▶ [To do]:
Go through the material below and copy each line where the word "الأب" appears.

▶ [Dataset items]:
----------

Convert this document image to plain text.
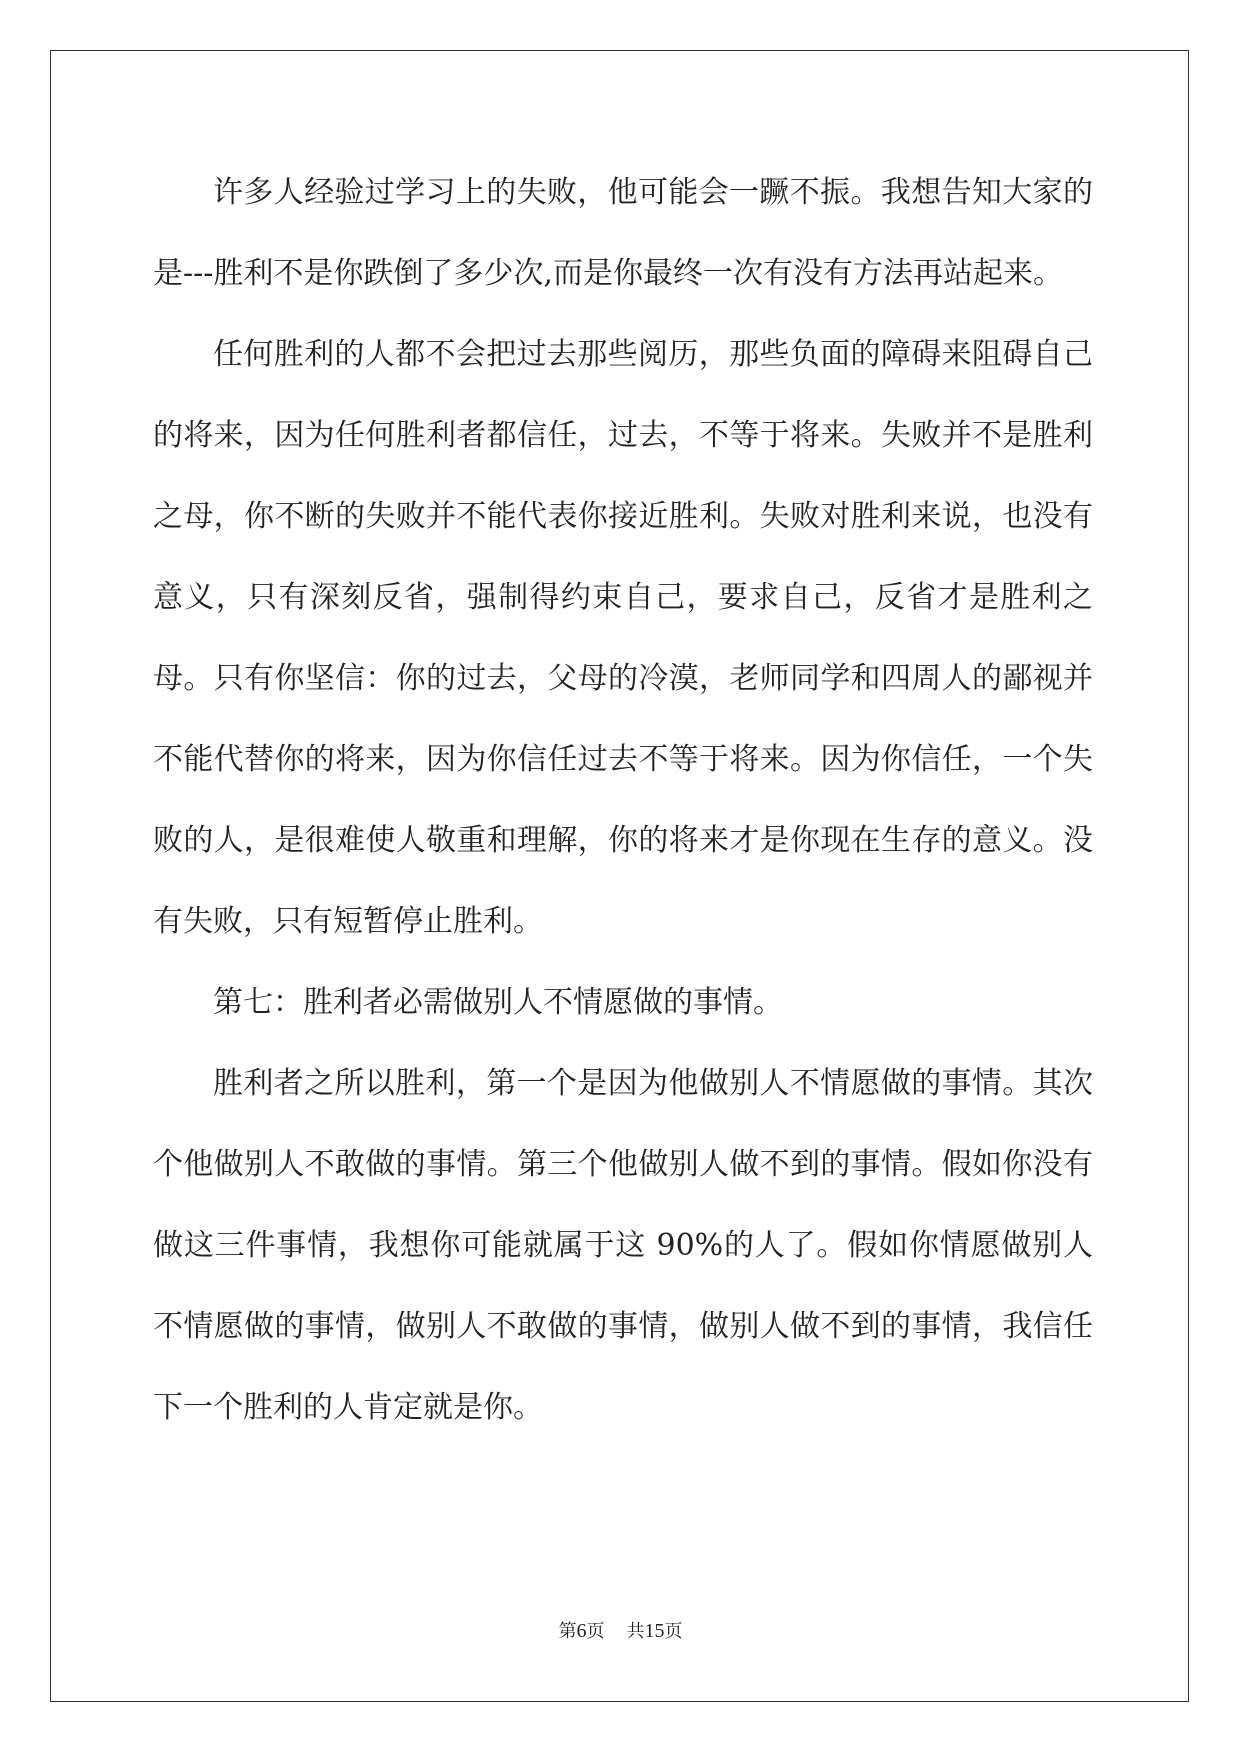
许多人经验过学习上的失败，他可能会一蹶不振。我想告知大家的是---胜利不是你跌倒了多少次,而是你最终一次有没有方法再站起来。

任何胜利的人都不会把过去那些阅历，那些负面的障碍来阻碍自己的将来，因为任何胜利者都信任，过去，不等于将来。失败并不是胜利之母，你不断的失败并不能代表你接近胜利。失败对胜利来说，也没有意义，只有深刻反省，强制得约束自己，要求自己，反省才是胜利之母。只有你坚信：你的过去，父母的冷漠，老师同学和四周人的鄙视并不能代替你的将来，因为你信任过去不等于将来。因为你信任，一个失败的人，是很难使人敬重和理解，你的将来才是你现在生存的意义。没有失败，只有短暂停止胜利。

第七：胜利者必需做别人不情愿做的事情。

胜利者之所以胜利，第一个是因为他做别人不情愿做的事情。其次个他做别人不敢做的事情。第三个他做别人做不到的事情。假如你没有做这三件事情，我想你可能就属于这 90%的人了。假如你情愿做别人不情愿做的事情，做别人不敢做的事情，做别人做不到的事情，我信任下一个胜利的人肯定就是你。

第6页 共15页
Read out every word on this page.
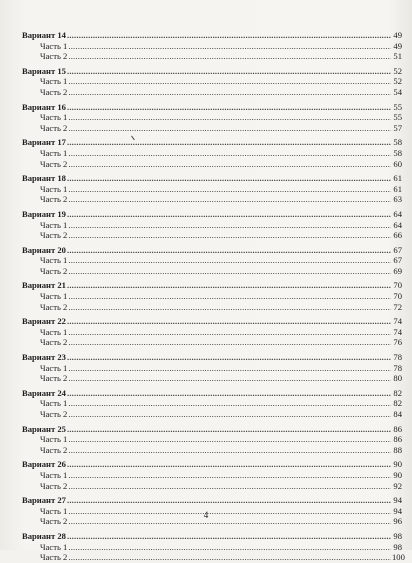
Вариант 14 .....	49
Часть 1 .....	49
Часть 2 .....	51
Вариант 15 .....	52
Часть 1 .....	52
Часть 2 .....	54
Вариант 16 .....	55
Часть 1 .....	55
Часть 2 .....	57
Вариант 17 .....	58
Часть 1 .....	58
Часть 2 .....	60
Вариант 18 .....	61
Часть 1 .....	61
Часть 2 .....	63
Вариант 19 .....	64
Часть 1 .....	64
Часть 2 .....	66
Вариант 20 .....	67
Часть 1 .....	67
Часть 2 .....	69
Вариант 21 .....	70
Часть 1 .....	70
Часть 2 .....	72
Вариант 22 .....	74
Часть 1 .....	74
Часть 2 .....	76
Вариант 23 .....	78
Часть 1 .....	78
Часть 2 .....	80
Вариант 24 .....	82
Часть 1 .....	82
Часть 2 .....	84
Вариант 25 .....	86
Часть 1 .....	86
Часть 2 .....	88
Вариант 26 .....	90
Часть 1 .....	90
Часть 2 .....	92
Вариант 27 .....	94
Часть 1 .....	94
Часть 2 .....	96
Вариант 28 .....	98
Часть 1 .....	98
Часть 2 .....	100
4
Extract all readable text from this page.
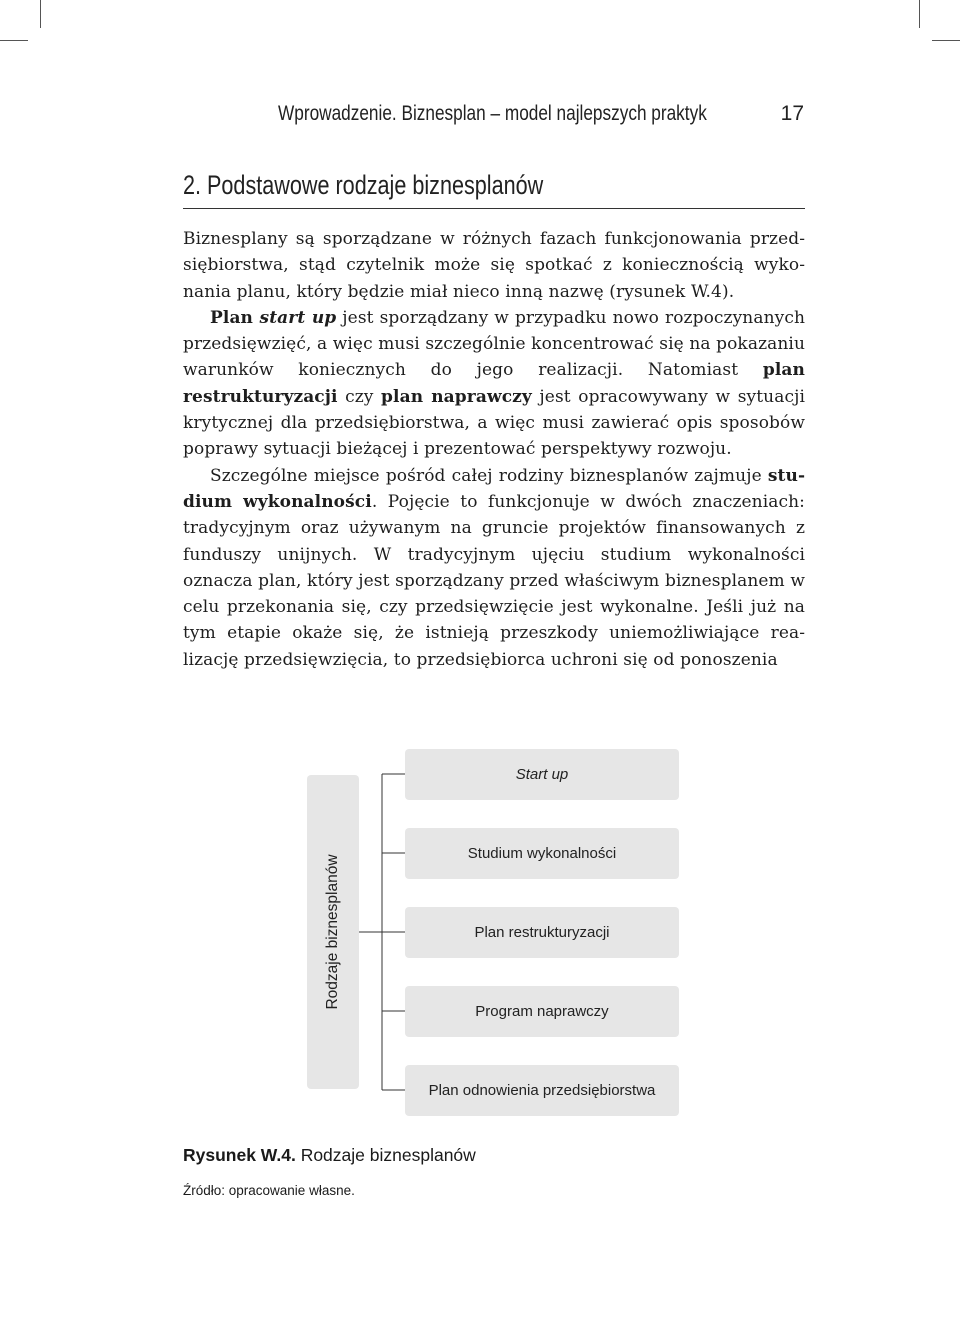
Wprowadzenie. Biznesplan – model najlepszych praktyk	17
2. Podstawowe rodzaje biznesplanów

Biznesplany są sporządzane w różnych fazach funkcjonowania przedsiębiorstwa, stąd czytelnik może się spotkać z koniecznością wykonania planu, który będzie miał nieco inną nazwę (rysunek W.4).

Plan start up jest sporządzany w przypadku nowo rozpoczynanych przedsięwzięć, a więc musi szczególnie koncentrować się na pokazaniu warunków koniecznych do jego realizacji. Natomiast plan restrukturyzacji czy plan naprawczy jest opracowywany w sytuacji krytycznej dla przedsiębiorstwa, a więc musi zawierać opis sposobów poprawy sytuacji bieżącej i prezentować perspektywy rozwoju.

Szczególne miejsce pośród całej rodziny biznesplanów zajmuje studium wykonalności. Pojęcie to funkcjonuje w dwóch znaczeniach: tradycyjnym oraz używanym na gruncie projektów finansowanych z funduszy unijnych. W tradycyjnym ujęciu studium wykonalności oznacza plan, który jest sporządzany przed właściwym biznesplanem w celu przekonania się, czy przedsięwzięcie jest wykonalne. Jeśli już na tym etapie okaże się, że istnieją przeszkody uniemożliwiające realizację przedsięwzięcia, to przedsiębiorca uchroni się od ponoszenia

Rodzaje biznesplanów
Start up
Studium wykonalności
Plan restrukturyzacji
Program naprawczy
Plan odnowienia przedsiębiorstwa
Rysunek W.4. Rodzaje biznesplanów
Źródło: opracowanie własne.
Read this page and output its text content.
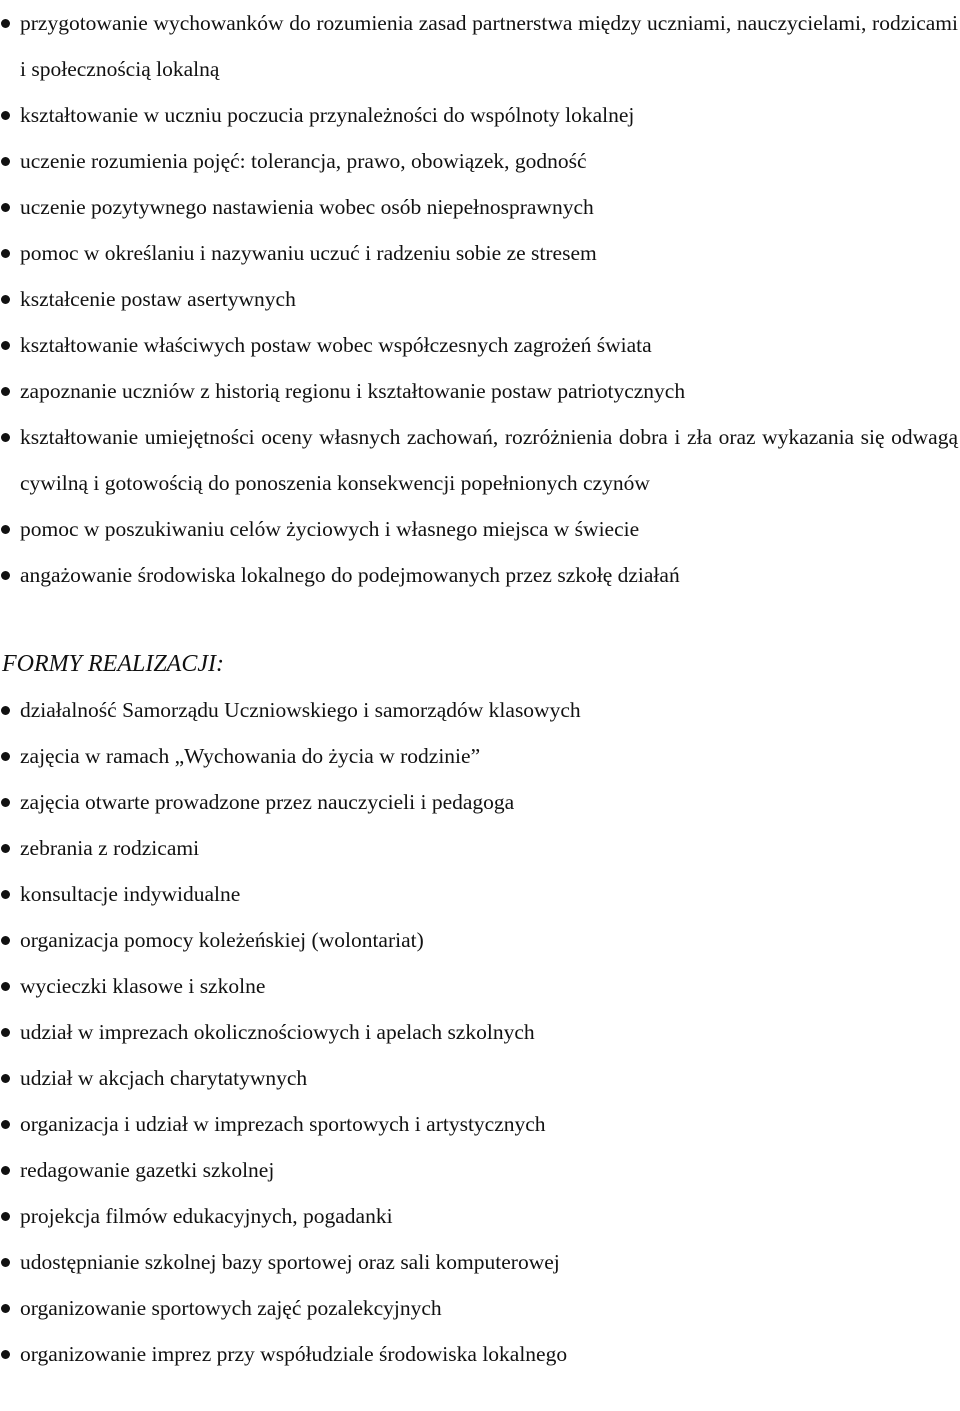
przygotowanie wychowanków do rozumienia zasad partnerstwa między uczniami, nauczycielami, rodzicami i społecznością lokalną
kształtowanie w uczniu poczucia przynależności do wspólnoty lokalnej
uczenie rozumienia pojęć: tolerancja, prawo, obowiązek, godność
uczenie pozytywnego nastawienia wobec osób niepełnosprawnych
pomoc w określaniu i nazywaniu uczuć i radzeniu sobie ze stresem
kształcenie postaw asertywnych
kształtowanie właściwych postaw wobec współczesnych zagrożeń świata
zapoznanie uczniów z historią regionu i kształtowanie postaw patriotycznych
kształtowanie umiejętności oceny własnych zachowań, rozróżnienia dobra i zła oraz wykazania się odwagą cywilną i gotowością do ponoszenia konsekwencji popełnionych czynów
pomoc w poszukiwaniu celów życiowych i własnego miejsca w świecie
angażowanie środowiska lokalnego do podejmowanych przez szkołę działań
FORMY REALIZACJI:
działalność Samorządu Uczniowskiego i samorządów klasowych
zajęcia w ramach „Wychowania do życia w rodzinie”
zajęcia otwarte prowadzone przez nauczycieli i pedagoga
zebrania z rodzicami
konsultacje indywidualne
organizacja pomocy koleżeńskiej (wolontariat)
wycieczki klasowe i szkolne
udział w imprezach okolicznościowych i apelach szkolnych
udział w akcjach charytatywnych
organizacja i udział w imprezach sportowych i artystycznych
redagowanie gazetki szkolnej
projekcja filmów edukacyjnych, pogadanki
udostępnianie szkolnej bazy sportowej oraz sali komputerowej
organizowanie sportowych zajęć pozalekcyjnych
organizowanie imprez przy współudziale środowiska lokalnego
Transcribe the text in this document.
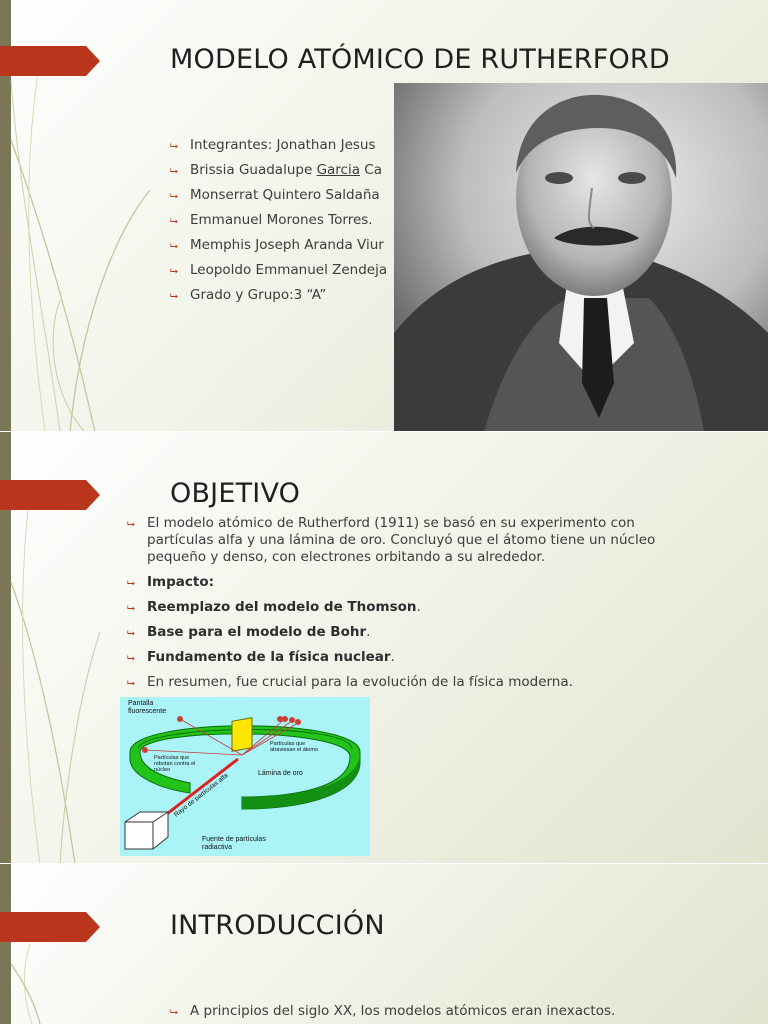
MODELO ATÓMICO DE RUTHERFORD
⮡ Integrantes: Jonathan Jesus
⮡ Brissia Guadalupe Garcia Ca
⮡ Monserrat Quintero Saldaña
⮡ Emmanuel Morones Torres.
⮡ Memphis Joseph Aranda Viur
⮡ Leopoldo Emmanuel Zendeja
⮡ Grado y Grupo:3 “A”
OBJETIVO
⮡ El modelo atómico de Rutherford (1911) se basó en su experimento con partículas alfa y una lámina de oro. Concluyó que el átomo tiene un núcleo pequeño y denso, con electrones orbitando a su alrededor.
⮡ Impacto:
⮡ Reemplazo del modelo de Thomson.
⮡ Base para el modelo de Bohr.
⮡ Fundamento de la física nuclear.
⮡ En resumen, fue crucial para la evolución de la física moderna.
Pantalla fluorescente
Partículas que atraviesan el átomo
Partículas que rebotan contra el núcleo	Lámina de oro
Rayo de partículas alfa
Fuente de partículas radiactiva
INTRODUCCIÓN
⮡ A principios del siglo XX, los modelos atómicos eran inexactos.
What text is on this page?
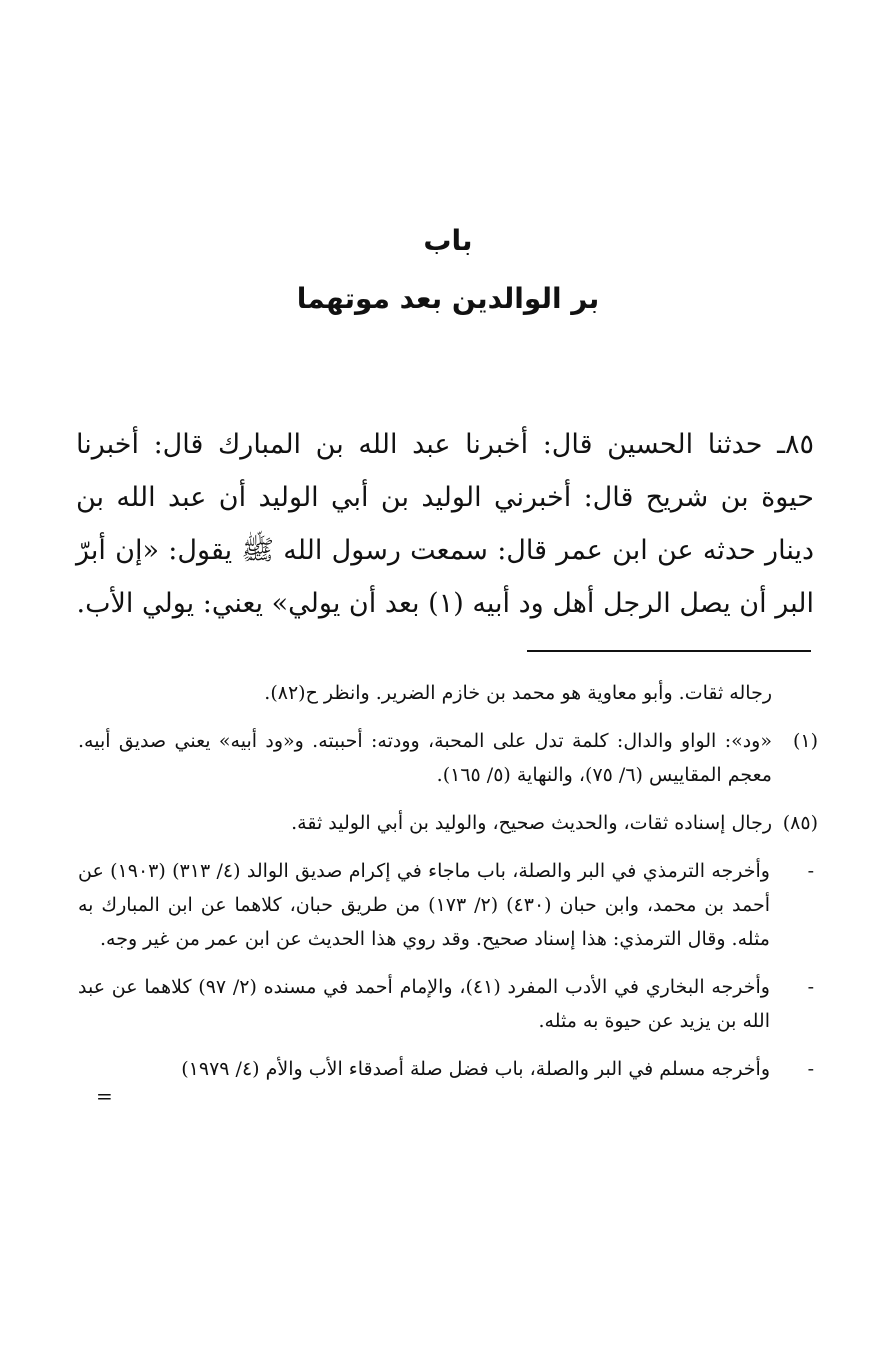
باب
بر الوالدين بعد موتهما

٨٥ـ حدثنا الحسين قال: أخبرنا عبد الله بن المبارك قال: أخبرنا حيوة بن شريح قال: أخبرني الوليد بن أبي الوليد أن عبد الله بن دينار حدثه عن ابن عمر قال: سمعت رسول الله ﷺ يقول: «إن أبرّ البر أن يصل الرجل أهل ود أبيه (١) بعد أن يولي» يعني: يولي الأب.

رجاله ثقات. وأبو معاوية هو محمد بن خازم الضرير. وانظر ح(٨٢).
(١)
«ود»: الواو والدال: كلمة تدل على المحبة، وودته: أحببته. و«ود أبيه» يعني صديق أبيه. معجم المقاييس (٦/ ٧٥)، والنهاية (٥/ ١٦٥).
(٨٥)
رجال إسناده ثقات، والحديث صحيح، والوليد بن أبي الوليد ثقة.
-
وأخرجه الترمذي في البر والصلة، باب ماجاء في إكرام صديق الوالد (٤/ ٣١٣) (١٩٠٣) عن أحمد بن محمد، وابن حبان (٤٣٠) (٢/ ١٧٣) من طريق حبان، كلاهما عن ابن المبارك به مثله. وقال الترمذي: هذا إسناد صحيح. وقد روي هذا الحديث عن ابن عمر من غير وجه.
-
وأخرجه البخاري في الأدب المفرد (٤١)، والإمام أحمد في مسنده (٢/ ٩٧) كلاهما عن عبد الله بن يزيد عن حيوة به مثله.
-
وأخرجه مسلم في البر والصلة، باب فضل صلة أصدقاء الأب والأم (٤/ ١٩٧٩)
=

----------

▶ [Task response]:
٨٥ـ حدثنا الحسين قال: أخبرنا عبد الله بن المبارك قال: أخبرنا حيوة بن شريح قال: أخبرني الوليد بن أبي الوليد أن عبد الله بن دينار حدثه عن ابن عمر قال: سمعت رسول الله ﷺ يقول: «إن أبرّ البر أن يصل الرجل أهل ود أبيه (١) بعد أن يولي» يعني: يولي الأب.
وأخرجه مسلم في البر والصلة، باب فضل صلة أصدقاء الأب والأم (٤/ ١٩٧٩)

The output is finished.